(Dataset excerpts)
begin

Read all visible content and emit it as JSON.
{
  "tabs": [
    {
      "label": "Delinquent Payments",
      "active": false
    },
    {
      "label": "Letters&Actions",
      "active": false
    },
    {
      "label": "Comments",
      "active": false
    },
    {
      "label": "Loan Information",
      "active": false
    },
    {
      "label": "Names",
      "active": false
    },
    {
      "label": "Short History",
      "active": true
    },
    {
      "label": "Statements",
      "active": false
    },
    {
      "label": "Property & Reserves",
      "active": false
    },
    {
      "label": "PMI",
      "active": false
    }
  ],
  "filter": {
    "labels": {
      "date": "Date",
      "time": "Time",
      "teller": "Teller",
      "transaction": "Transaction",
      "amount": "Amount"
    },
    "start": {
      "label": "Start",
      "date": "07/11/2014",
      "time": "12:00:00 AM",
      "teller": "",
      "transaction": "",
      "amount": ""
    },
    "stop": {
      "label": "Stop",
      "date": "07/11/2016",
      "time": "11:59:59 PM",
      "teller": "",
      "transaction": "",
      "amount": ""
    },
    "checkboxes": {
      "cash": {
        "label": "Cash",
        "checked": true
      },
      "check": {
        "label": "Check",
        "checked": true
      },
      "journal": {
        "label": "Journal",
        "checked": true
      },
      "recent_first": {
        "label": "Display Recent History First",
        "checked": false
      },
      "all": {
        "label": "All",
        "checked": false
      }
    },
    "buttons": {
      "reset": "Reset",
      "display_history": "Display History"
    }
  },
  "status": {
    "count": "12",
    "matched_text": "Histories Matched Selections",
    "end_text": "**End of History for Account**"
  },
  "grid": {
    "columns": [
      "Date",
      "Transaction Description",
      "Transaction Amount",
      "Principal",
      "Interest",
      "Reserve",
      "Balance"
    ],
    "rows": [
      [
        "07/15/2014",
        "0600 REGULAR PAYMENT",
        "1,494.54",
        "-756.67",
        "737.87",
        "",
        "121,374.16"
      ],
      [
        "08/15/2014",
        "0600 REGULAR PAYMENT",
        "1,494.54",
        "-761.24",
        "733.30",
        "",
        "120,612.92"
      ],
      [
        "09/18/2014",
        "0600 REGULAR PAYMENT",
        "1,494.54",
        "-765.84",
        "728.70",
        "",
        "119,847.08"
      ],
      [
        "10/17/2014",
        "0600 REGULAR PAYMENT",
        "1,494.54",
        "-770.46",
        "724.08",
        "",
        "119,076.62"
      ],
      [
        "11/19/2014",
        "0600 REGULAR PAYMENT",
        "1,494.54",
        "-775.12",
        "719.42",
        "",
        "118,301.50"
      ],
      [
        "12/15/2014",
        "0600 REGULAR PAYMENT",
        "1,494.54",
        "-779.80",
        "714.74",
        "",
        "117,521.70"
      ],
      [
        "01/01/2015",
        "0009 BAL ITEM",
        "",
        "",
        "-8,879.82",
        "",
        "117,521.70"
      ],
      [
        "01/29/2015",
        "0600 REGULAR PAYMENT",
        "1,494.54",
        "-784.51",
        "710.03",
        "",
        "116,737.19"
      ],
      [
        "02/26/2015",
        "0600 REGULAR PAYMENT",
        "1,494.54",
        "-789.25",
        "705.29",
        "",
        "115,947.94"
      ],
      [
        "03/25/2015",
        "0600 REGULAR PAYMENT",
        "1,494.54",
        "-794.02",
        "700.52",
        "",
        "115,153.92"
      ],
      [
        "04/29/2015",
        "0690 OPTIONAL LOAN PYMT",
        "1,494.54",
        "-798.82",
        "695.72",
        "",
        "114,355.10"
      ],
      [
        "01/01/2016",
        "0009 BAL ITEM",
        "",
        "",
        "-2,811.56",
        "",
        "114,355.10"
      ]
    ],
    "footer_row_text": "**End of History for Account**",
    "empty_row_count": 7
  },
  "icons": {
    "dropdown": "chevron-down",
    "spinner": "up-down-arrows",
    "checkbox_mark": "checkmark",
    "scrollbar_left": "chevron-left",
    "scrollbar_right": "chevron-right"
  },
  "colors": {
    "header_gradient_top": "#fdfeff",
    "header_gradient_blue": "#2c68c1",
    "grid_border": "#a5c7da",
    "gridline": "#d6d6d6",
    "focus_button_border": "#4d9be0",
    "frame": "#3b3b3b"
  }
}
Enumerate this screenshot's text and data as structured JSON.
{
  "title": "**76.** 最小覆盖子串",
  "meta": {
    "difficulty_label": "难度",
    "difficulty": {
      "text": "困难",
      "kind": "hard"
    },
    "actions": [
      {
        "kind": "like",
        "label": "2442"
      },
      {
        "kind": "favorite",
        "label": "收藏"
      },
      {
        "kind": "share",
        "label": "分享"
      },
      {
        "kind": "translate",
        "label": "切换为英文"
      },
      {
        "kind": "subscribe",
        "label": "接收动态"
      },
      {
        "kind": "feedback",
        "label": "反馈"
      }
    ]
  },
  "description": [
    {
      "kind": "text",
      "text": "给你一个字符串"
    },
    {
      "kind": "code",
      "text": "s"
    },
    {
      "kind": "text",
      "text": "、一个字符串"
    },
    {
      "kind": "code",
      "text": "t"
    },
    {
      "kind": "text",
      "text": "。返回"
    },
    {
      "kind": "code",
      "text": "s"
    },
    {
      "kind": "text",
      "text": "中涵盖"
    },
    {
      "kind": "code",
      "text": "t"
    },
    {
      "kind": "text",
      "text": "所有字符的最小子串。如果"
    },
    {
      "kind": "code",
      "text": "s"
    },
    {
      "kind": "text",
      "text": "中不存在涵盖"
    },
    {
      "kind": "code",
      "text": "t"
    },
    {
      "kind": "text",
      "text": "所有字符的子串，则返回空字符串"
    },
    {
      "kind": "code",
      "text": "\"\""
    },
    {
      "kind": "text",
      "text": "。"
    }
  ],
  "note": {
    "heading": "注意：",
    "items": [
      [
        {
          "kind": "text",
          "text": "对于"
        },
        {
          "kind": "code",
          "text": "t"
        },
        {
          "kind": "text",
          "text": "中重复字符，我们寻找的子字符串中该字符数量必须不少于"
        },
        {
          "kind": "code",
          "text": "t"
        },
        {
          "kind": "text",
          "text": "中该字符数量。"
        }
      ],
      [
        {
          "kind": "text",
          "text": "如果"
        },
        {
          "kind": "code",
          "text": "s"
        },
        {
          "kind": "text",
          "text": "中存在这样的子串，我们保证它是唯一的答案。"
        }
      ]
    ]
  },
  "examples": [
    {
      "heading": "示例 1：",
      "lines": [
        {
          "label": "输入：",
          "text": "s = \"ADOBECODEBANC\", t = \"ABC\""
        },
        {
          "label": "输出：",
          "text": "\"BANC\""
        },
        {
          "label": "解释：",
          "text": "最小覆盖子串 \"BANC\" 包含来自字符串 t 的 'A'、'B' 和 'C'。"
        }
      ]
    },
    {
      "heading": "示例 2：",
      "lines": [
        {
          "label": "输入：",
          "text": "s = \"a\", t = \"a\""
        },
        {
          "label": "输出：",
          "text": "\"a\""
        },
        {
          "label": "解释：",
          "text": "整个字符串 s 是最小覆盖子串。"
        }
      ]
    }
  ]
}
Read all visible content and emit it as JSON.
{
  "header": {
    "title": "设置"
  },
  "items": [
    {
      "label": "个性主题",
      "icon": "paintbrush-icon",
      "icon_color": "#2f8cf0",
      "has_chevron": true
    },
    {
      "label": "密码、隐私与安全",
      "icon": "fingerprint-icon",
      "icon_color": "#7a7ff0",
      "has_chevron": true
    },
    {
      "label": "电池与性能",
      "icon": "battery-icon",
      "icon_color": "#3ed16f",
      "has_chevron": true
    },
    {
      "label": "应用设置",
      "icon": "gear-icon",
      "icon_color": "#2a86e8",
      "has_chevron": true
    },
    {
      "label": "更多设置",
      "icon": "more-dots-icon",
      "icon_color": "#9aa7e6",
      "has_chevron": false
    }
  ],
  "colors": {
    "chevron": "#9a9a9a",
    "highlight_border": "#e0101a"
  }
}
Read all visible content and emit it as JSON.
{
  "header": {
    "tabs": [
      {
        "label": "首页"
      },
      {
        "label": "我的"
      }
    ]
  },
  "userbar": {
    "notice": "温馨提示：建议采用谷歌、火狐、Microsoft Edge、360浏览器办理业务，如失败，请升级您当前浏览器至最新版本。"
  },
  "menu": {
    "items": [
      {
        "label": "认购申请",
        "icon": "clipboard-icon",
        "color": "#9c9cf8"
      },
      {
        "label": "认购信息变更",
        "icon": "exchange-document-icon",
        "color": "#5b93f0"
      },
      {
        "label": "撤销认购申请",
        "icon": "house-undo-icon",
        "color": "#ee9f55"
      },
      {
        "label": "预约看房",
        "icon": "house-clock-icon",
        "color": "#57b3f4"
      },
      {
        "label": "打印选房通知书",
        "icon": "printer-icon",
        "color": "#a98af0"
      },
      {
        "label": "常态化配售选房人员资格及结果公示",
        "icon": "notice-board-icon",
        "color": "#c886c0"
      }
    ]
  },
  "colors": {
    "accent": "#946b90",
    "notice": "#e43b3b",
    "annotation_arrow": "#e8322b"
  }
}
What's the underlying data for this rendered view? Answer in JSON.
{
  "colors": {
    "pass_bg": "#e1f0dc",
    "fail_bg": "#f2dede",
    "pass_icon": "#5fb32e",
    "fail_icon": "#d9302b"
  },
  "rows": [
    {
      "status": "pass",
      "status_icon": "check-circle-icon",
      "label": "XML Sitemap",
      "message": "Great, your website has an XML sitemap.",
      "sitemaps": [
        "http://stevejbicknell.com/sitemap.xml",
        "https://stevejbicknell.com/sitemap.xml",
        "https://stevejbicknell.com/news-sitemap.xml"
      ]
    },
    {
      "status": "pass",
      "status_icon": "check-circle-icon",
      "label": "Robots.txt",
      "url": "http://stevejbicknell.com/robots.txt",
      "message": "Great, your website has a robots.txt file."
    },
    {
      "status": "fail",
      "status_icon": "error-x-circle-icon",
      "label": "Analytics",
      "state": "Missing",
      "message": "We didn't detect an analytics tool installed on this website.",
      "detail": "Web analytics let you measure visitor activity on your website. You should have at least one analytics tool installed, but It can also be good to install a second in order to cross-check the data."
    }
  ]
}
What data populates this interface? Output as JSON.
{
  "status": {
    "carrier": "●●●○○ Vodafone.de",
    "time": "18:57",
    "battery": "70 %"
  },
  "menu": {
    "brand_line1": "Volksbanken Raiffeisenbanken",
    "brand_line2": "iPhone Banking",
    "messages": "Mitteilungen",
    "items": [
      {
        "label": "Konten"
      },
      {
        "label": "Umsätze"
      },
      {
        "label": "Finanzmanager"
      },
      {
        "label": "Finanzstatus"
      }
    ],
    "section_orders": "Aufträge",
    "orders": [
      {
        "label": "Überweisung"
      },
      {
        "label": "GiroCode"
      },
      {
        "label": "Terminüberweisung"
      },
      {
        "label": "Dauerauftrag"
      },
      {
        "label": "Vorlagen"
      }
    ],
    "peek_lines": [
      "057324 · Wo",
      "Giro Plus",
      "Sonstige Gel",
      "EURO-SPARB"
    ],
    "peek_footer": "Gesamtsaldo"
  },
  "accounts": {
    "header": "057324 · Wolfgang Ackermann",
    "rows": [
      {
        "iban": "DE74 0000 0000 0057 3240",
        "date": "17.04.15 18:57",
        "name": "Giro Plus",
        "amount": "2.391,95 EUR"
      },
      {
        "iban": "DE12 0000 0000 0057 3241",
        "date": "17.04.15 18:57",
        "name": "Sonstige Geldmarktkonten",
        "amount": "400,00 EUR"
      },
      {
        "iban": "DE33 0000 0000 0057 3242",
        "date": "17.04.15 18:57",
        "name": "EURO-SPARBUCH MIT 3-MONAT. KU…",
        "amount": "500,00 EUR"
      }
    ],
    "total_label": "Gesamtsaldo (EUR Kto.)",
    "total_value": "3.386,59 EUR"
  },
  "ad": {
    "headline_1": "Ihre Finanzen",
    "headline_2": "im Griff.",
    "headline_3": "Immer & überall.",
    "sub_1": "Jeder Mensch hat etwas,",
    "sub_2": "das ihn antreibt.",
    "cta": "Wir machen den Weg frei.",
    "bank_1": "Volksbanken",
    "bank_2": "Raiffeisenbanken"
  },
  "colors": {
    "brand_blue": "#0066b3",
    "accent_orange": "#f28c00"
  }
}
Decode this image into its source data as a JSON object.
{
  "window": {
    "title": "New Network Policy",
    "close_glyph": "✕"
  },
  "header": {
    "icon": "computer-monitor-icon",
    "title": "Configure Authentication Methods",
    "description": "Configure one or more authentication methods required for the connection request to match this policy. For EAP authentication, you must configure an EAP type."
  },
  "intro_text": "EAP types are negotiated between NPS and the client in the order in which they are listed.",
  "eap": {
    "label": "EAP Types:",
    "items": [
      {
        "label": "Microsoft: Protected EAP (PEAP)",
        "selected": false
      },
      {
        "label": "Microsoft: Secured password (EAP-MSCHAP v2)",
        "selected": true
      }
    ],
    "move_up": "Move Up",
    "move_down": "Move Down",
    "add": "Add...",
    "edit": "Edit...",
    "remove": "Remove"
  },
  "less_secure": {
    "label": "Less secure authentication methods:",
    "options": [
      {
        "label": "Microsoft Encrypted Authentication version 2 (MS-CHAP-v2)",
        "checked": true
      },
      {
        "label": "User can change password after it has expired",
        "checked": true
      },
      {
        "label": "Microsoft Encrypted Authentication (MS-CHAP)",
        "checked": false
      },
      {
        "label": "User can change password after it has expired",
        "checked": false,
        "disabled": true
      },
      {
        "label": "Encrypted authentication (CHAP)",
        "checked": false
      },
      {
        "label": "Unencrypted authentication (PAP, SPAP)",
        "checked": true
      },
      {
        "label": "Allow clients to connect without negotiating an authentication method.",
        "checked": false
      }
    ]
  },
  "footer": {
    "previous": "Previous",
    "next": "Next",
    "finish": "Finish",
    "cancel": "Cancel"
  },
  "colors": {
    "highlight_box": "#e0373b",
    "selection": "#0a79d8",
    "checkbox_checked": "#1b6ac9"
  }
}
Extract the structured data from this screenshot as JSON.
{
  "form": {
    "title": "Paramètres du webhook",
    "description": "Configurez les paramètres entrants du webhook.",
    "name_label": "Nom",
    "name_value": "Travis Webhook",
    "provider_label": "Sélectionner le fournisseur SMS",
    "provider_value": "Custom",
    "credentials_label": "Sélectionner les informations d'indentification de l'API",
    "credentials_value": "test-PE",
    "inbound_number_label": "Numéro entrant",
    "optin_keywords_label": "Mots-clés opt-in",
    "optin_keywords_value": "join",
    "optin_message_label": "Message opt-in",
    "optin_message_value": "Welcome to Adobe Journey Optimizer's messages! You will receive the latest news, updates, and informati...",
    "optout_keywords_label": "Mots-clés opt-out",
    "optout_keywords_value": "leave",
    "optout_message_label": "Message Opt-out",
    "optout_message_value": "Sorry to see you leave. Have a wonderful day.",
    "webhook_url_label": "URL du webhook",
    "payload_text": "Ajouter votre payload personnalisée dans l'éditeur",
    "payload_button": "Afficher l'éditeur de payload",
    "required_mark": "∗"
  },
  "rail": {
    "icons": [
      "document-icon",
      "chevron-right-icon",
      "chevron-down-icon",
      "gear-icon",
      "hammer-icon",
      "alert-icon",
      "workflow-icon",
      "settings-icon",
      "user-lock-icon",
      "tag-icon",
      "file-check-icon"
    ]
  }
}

end

Say how many lines in the records hold "news", with the number as the whole reply.

2